**Exercise instructions**
From the Wiktionary to-do talk page below, list every misspelling of the "head=" parameter that it names.

Wiktionary talk:Todo
Add topicArchive
[edit]Old discussions have been archived to Wiktionary talk:Todo/archive.
Common misspellings
[edit]A great many misspellings occur in our entries, even in headers. See Wiktionary:Todo/Misspellings, and add to it. Then, we can periodically search for and eliminate instances of the listed misspellings. - -sche (discuss) 05:40, 2 March 2014 (UTC)
Stray spaces
[edit]Stray spaces appear in a number of predictable/easily-findable circumstances, such as this. - -sche (discuss) 06:55, 13 July 2014 (UTC)
Instances of people starting with pl2= or other numbered parameters >1
[edit]According to TemplateTiger, this was the only example of someone using {{en-proper noun}}
and starting with pl2= rather than with the unnamed first parameter. It might be fruitful to check if other templates have been used in the same way, i.e. with a second plural form ("pl2=") declared prior to any first plural was declared, particularly if (as here) no first plural is automatically displayed, and/or pl2= is set to whatever the automatically displayed plural would be. - -sche (discuss) 19:23, 1 August 2014 (UTC)
Tool for manually finding misspelt or unsupported parameters
[edit]TemplateTiger is a good tool for finding which entries use certain parameters of a given template, regardless of whether or not the template supports those parameters. Among other things, this can allow one to find misspelt or mistaken parameters, like the "compound=" or "current=" parameters formerly used in save-all and barrel roll, or the following misspellings of "head=" : "head]", "haed", "hwad", "heead". - -sche (discuss) 20:35, 1 August 2014 (UTC)

**Provided data**
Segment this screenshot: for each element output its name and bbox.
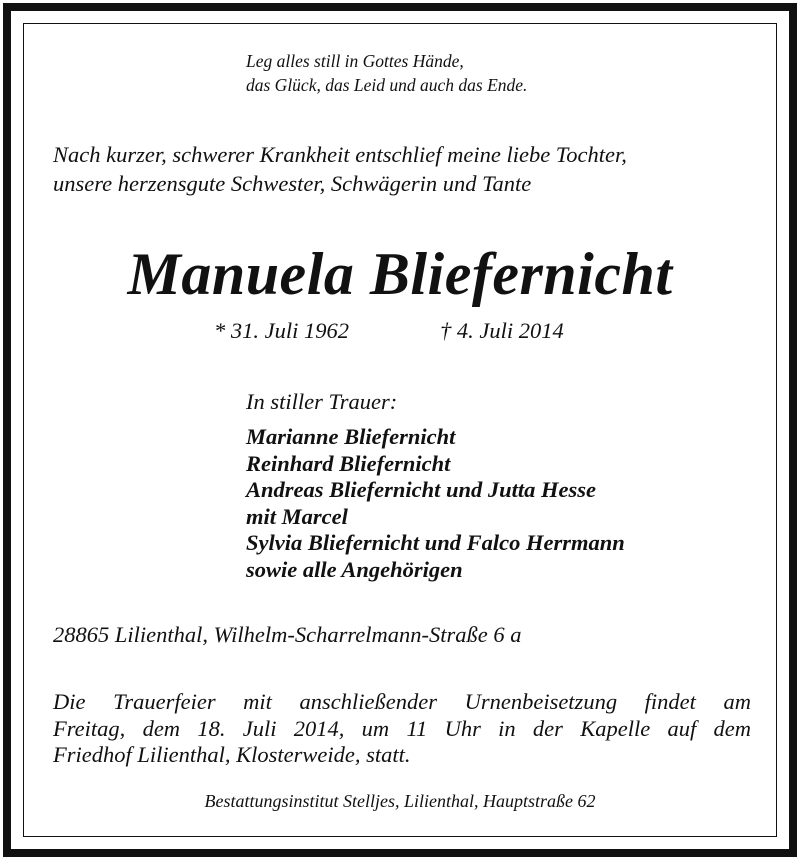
mourner-name: sowie alle Angehörigen: [246, 556, 463, 582]
mourner-name: mit Marcel: [246, 503, 348, 529]
mourner-name: Reinhard Bliefernicht: [246, 450, 451, 476]
mourners-list: [246, 424, 625, 583]
death-date: † 4. Juli 2014: [440, 318, 564, 343]
intro-text: [53, 140, 627, 198]
mourning-label: In stiller Trauer:: [246, 389, 398, 414]
ceremony-line-2: Freitag, dem 18. Juli 2014, um 11 Uhr in der Kapelle auf dem: [53, 715, 751, 741]
family-address: 28865 Lilienthal, Wilhelm-Scharrelmann-Straße 6 a: [53, 622, 522, 647]
deceased-name: Manuela Bliefernicht: [127, 241, 673, 307]
ceremony-line-1: Die Trauerfeier mit anschließender Urnenbeisetzung findet am: [53, 689, 751, 714]
intro-line-2: unsere herzensgute Schwester, Schwägerin und Tante: [53, 171, 532, 196]
verse-block: [246, 49, 527, 97]
birth-date: * 31. Juli 1962: [214, 318, 349, 343]
mourner-name: Andreas Bliefernicht und Jutta Hesse: [246, 477, 597, 502]
funeral-home: Bestattungsinstitut Stelljes, Lilienthal, Hauptstraße 62: [204, 791, 596, 811]
mourner-name: Marianne Bliefernicht: [246, 424, 456, 449]
intro-line-1: Nach kurzer, schwerer Krankheit entschlief meine liebe Tochter,: [53, 142, 627, 167]
verse-line-1: Leg alles still in Gottes Hände,: [246, 51, 464, 71]
ceremony-notice: [53, 689, 751, 769]
mourner-name: Sylvia Bliefernicht und Falco Herrmann: [246, 530, 625, 555]
verse-line-2: das Glück, das Leid und auch das Ende.: [246, 75, 528, 95]
ceremony-line-3: Friedhof Lilienthal, Klosterweide, statt.: [53, 742, 411, 767]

**Correct result**
"head]", "haed", "hwad", "heead"